[Raw records]

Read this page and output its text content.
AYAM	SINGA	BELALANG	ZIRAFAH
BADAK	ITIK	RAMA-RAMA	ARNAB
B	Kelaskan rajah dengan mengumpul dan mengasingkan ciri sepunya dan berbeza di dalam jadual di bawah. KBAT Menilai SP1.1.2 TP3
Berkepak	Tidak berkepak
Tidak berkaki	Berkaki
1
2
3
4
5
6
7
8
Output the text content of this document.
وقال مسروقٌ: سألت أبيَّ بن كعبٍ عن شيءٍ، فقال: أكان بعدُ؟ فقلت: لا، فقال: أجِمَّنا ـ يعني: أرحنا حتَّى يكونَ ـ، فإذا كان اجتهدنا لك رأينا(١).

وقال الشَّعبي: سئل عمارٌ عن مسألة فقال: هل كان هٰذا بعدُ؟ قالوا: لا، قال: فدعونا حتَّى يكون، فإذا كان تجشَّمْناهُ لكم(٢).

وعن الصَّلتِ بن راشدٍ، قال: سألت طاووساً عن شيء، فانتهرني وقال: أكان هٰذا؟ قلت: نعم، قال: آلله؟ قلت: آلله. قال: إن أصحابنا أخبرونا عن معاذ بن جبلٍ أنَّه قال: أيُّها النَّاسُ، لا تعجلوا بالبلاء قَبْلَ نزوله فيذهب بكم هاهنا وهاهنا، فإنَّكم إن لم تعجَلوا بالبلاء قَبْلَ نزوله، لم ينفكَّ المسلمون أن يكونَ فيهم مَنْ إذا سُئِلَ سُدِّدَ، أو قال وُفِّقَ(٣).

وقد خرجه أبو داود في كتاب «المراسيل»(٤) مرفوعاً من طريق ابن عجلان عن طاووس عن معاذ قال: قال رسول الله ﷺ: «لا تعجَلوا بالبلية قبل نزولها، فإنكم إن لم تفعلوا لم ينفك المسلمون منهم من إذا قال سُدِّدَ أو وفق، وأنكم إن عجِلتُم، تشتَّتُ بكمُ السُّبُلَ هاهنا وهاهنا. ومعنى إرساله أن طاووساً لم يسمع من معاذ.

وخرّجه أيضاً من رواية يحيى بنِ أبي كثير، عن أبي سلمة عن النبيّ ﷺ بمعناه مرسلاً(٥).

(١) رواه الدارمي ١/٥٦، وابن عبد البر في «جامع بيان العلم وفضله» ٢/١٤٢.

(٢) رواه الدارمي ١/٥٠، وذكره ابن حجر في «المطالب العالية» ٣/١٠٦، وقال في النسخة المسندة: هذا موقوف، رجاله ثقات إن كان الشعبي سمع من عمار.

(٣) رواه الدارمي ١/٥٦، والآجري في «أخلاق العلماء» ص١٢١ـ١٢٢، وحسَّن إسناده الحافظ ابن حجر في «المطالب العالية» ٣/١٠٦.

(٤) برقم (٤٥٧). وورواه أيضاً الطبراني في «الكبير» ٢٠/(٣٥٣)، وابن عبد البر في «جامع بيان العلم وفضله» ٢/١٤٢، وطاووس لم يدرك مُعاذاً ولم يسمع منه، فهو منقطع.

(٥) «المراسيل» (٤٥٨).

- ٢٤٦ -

• Work required: Each line that has the word "فإذا" should be copied.

• Solved exercise:
وقال مسروقٌ: سألت أبيَّ بن كعبٍ عن شيءٍ، فقال: أكان بعدُ؟ فقلت: لا، فقال: أجِمَّنا ـ يعني: أرحنا حتَّى يكونَ ـ، فإذا كان اجتهدنا لك رأينا(١).
وقال الشَّعبي: سئل عمارٌ عن مسألة فقال: هل كان هٰذا بعدُ؟ قالوا: لا، قال: فدعونا حتَّى يكون، فإذا كان تجشَّمْناهُ لكم(٢).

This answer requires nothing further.